--- Your objective ---
In the first block of items below, render the lines from the one containing "script-line: B：在这特殊的日子里，我们的心中充满感激， [144, 1020, 611, 1045]" through the one containing "script-line: B：亲爱的小朋友们， [144, 322, 364, 347]" as a Markdown table with the columns Row and Line, and omit any blank lines.

--- Data listing ---
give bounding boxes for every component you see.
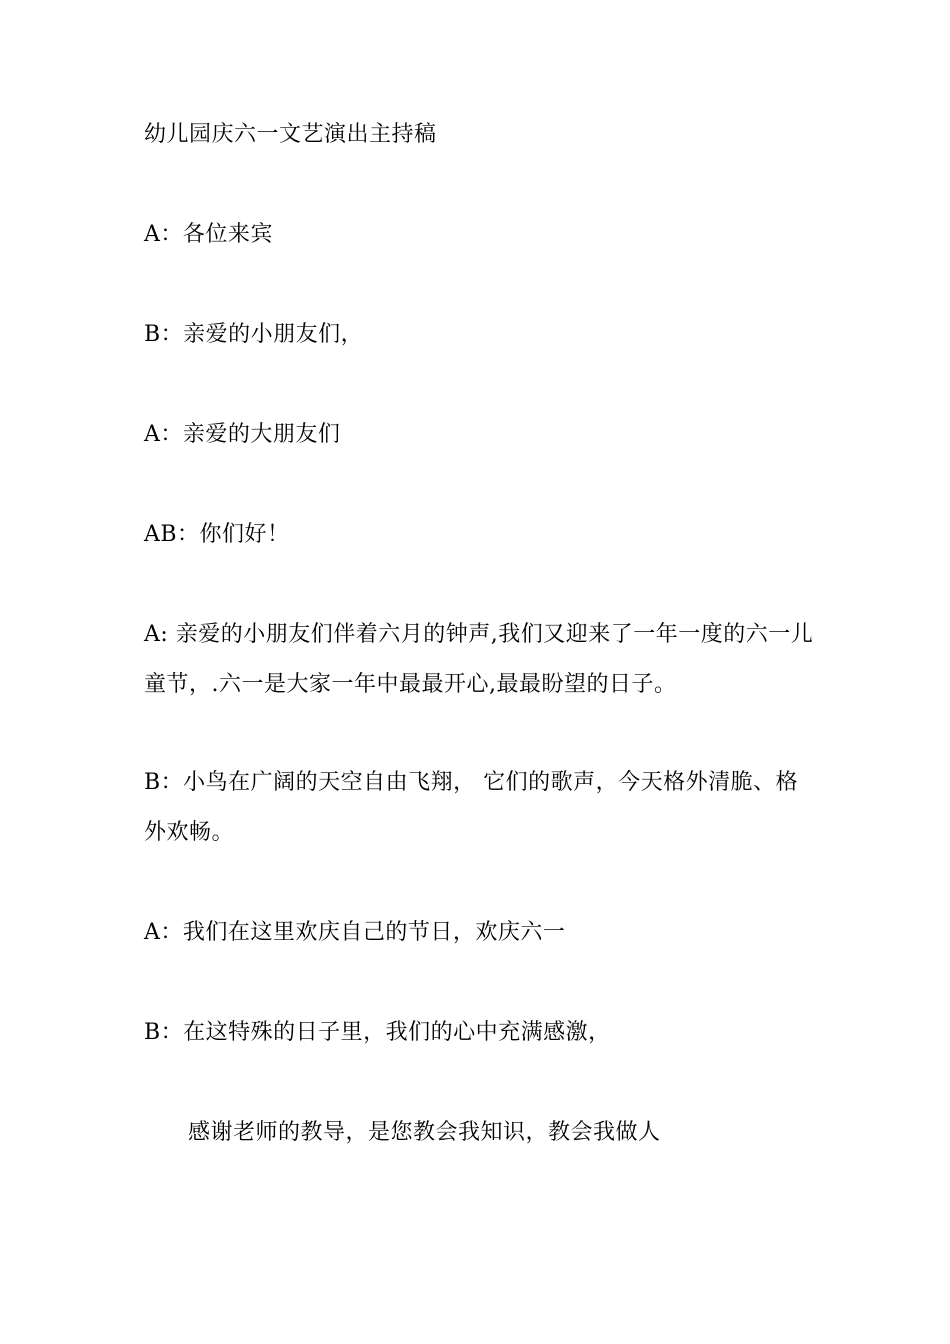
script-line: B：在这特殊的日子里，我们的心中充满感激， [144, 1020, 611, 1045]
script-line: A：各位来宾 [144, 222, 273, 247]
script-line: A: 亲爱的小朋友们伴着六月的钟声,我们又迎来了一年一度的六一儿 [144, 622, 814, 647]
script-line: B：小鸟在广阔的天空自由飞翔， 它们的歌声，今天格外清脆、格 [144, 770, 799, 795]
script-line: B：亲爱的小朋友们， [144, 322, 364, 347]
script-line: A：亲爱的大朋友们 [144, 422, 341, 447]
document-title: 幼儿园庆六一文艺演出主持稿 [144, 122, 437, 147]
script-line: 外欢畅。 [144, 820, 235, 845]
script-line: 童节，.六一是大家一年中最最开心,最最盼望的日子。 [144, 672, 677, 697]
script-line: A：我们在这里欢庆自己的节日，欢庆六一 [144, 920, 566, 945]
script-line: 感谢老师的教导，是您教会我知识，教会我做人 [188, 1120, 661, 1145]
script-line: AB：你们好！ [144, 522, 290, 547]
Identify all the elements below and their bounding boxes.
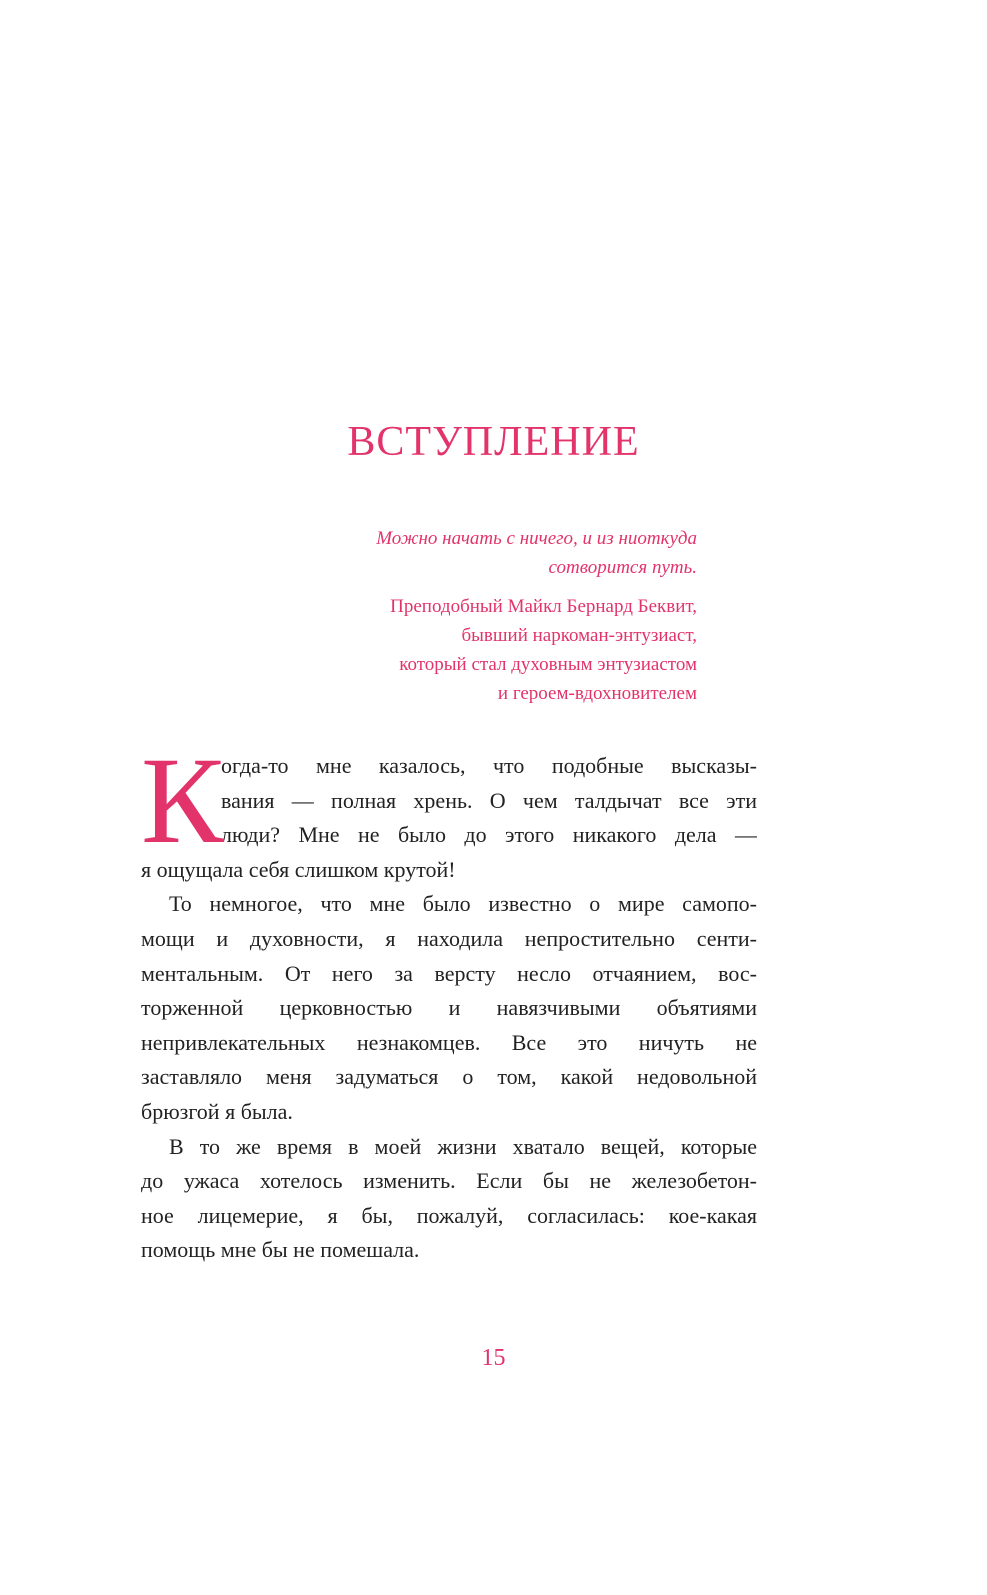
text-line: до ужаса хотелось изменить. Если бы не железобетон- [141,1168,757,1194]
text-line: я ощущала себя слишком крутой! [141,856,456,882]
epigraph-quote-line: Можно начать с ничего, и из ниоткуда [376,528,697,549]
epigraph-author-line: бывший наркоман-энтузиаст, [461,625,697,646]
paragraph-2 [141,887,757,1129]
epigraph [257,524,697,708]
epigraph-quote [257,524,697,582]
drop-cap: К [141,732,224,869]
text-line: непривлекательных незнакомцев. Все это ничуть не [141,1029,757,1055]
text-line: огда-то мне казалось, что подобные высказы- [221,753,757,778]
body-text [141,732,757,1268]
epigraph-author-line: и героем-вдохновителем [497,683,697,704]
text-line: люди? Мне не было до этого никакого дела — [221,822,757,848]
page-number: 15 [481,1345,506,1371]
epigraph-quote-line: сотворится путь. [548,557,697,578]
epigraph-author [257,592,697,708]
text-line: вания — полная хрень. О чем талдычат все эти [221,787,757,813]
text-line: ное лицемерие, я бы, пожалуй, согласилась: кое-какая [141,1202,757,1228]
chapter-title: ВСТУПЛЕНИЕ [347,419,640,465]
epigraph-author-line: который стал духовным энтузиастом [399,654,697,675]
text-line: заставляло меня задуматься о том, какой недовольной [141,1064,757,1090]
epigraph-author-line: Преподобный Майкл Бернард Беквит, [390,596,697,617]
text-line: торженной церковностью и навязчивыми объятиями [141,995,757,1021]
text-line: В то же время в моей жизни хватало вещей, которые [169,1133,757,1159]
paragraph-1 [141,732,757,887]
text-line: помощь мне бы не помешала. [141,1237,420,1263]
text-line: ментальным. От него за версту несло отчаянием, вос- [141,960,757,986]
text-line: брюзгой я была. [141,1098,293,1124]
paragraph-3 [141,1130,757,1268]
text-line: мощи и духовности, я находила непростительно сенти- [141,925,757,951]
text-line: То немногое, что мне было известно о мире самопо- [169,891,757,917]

--

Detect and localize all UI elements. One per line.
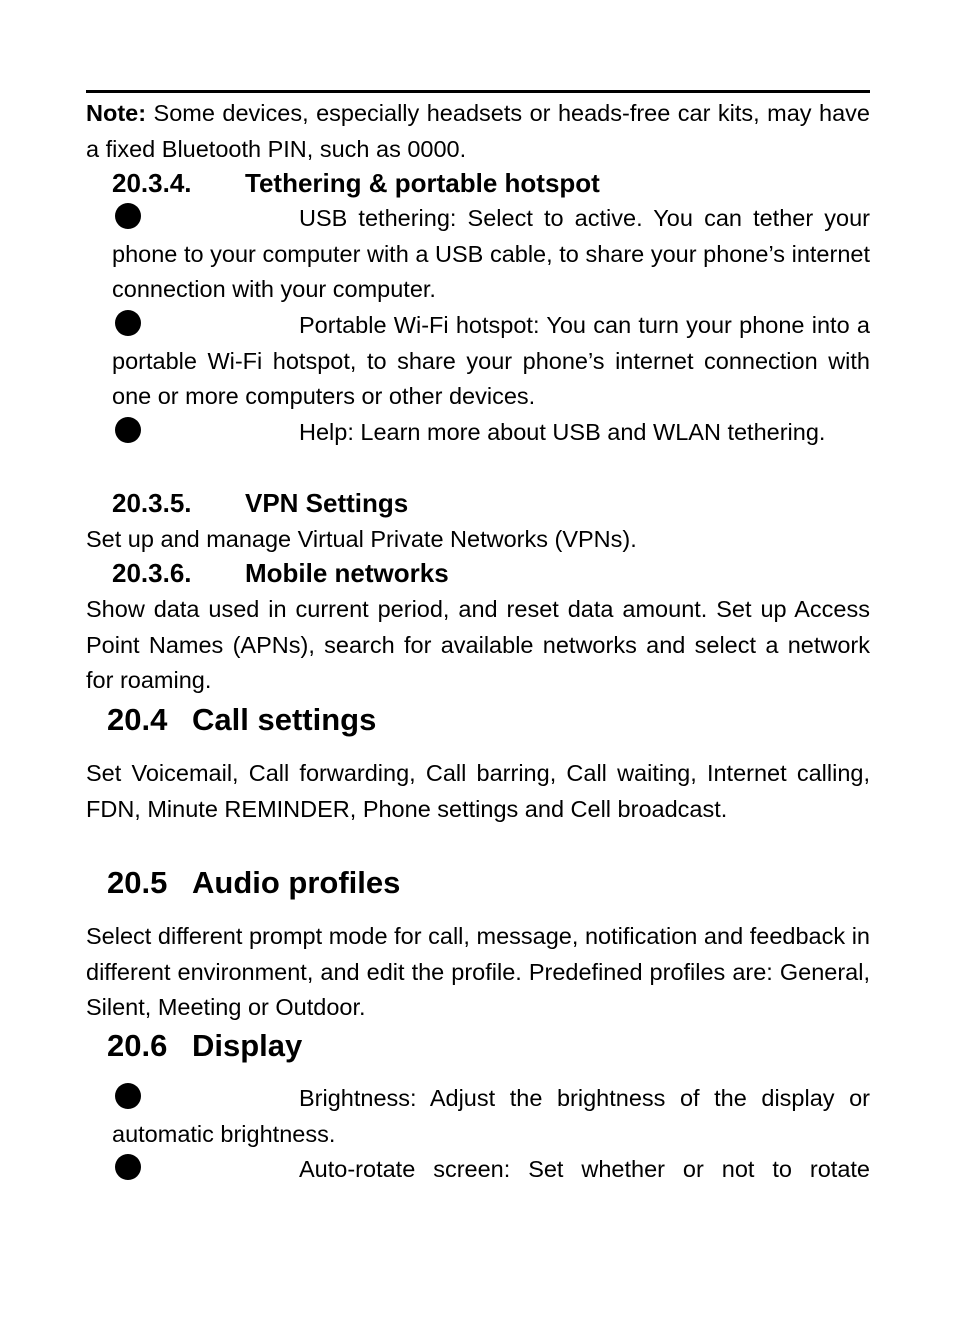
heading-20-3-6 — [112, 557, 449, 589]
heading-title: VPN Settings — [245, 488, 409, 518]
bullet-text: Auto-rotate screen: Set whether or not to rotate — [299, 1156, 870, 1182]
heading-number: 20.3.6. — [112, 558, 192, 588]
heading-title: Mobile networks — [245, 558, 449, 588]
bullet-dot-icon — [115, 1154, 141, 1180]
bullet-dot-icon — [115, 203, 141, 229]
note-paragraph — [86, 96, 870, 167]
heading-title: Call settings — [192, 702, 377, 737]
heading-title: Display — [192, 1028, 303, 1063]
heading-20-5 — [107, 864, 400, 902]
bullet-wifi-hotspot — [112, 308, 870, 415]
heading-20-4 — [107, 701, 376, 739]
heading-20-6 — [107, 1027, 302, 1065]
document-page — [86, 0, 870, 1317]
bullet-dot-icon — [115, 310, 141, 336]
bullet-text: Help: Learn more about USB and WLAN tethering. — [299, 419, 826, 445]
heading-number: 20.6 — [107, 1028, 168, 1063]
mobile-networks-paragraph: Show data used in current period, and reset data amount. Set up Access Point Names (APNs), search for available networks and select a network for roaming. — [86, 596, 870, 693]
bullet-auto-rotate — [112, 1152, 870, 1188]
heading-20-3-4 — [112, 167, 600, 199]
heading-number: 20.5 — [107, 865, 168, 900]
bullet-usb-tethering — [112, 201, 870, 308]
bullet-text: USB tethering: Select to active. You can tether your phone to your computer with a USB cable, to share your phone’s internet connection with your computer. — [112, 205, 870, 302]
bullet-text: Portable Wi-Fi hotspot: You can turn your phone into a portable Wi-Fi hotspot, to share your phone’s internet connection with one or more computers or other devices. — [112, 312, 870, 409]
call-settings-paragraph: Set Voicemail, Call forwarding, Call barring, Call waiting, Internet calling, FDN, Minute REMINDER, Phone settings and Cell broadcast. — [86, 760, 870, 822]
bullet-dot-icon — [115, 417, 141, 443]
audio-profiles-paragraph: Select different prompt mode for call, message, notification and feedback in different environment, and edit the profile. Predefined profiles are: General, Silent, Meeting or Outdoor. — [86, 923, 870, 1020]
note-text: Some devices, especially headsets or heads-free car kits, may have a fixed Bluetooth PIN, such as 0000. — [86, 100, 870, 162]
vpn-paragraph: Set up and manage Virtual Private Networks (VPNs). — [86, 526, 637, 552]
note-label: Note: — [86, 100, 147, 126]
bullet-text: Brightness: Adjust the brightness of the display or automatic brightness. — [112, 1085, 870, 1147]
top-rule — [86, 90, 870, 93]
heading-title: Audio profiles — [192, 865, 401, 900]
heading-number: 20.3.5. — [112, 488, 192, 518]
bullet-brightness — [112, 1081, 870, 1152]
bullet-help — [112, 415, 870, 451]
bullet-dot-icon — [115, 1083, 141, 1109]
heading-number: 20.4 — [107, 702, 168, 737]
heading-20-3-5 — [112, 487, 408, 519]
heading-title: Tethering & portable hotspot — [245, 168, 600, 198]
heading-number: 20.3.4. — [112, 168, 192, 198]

--

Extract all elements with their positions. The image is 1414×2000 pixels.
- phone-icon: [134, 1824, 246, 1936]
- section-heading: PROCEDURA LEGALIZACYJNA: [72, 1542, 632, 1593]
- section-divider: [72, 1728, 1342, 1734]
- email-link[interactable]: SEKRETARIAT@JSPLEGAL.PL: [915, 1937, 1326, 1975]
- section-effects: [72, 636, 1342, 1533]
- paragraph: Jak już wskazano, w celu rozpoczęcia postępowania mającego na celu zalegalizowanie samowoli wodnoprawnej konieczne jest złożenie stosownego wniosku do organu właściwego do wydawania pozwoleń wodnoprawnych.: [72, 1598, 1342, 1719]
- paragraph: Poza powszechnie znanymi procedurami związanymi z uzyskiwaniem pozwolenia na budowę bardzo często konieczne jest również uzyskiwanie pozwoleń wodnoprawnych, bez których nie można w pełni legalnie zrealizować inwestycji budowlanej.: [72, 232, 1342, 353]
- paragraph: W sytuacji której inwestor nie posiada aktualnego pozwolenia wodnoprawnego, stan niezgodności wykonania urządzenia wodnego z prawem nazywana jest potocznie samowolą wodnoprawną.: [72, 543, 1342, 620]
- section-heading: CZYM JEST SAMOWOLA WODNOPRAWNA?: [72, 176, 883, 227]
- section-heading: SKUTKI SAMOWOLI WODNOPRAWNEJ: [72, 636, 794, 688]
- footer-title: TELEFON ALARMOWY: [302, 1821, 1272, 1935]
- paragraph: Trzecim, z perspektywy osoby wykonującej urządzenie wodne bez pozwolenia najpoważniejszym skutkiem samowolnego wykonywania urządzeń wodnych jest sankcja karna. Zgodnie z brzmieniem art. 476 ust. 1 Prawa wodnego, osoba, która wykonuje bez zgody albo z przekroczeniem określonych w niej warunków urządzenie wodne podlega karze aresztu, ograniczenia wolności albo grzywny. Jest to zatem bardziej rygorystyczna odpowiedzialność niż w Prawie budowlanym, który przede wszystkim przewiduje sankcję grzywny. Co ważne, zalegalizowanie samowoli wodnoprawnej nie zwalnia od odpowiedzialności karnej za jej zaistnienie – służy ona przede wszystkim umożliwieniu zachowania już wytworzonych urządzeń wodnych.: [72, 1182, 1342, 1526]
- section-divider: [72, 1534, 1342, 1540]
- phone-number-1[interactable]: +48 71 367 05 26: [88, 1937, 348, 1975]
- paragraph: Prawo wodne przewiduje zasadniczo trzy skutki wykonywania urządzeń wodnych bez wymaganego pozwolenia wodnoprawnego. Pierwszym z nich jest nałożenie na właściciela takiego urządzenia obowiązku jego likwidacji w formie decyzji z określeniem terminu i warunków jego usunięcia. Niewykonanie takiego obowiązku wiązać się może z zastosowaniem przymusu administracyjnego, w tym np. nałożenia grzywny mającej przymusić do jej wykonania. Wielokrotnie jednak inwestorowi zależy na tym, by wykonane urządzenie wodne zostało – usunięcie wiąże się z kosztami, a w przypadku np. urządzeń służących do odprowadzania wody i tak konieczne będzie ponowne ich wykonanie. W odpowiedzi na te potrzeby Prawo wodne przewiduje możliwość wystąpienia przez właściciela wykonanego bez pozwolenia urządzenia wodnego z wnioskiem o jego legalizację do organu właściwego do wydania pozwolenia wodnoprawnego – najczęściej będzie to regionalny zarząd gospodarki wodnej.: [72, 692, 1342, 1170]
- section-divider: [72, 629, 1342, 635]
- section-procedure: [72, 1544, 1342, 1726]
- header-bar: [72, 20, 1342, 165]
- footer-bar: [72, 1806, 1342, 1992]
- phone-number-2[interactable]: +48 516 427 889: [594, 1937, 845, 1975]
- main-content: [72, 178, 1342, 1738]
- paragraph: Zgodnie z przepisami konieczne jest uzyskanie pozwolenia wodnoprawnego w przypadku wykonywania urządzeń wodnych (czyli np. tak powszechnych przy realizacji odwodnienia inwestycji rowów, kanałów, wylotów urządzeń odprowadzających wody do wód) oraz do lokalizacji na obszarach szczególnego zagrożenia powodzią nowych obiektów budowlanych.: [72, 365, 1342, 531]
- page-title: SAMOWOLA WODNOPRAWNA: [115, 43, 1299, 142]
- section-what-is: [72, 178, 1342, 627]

--- In response ---
| Row | Line |
|---|---|
| 1 | script-line: B：在这特殊的日子里，我们的心中充满感激， [144, 1020, 611, 1045] |
| 2 | script-line: A：各位来宾 [144, 222, 273, 247] |
| 3 | script-line: A: 亲爱的小朋友们伴着六月的钟声,我们又迎来了一年一度的六一儿 [144, 622, 814, 647] |
| 4 | script-line: B：小鸟在广阔的天空自由飞翔， 它们的歌声，今天格外清脆、格 [144, 770, 799, 795] |
| 5 | script-line: B：亲爱的小朋友们， [144, 322, 364, 347] |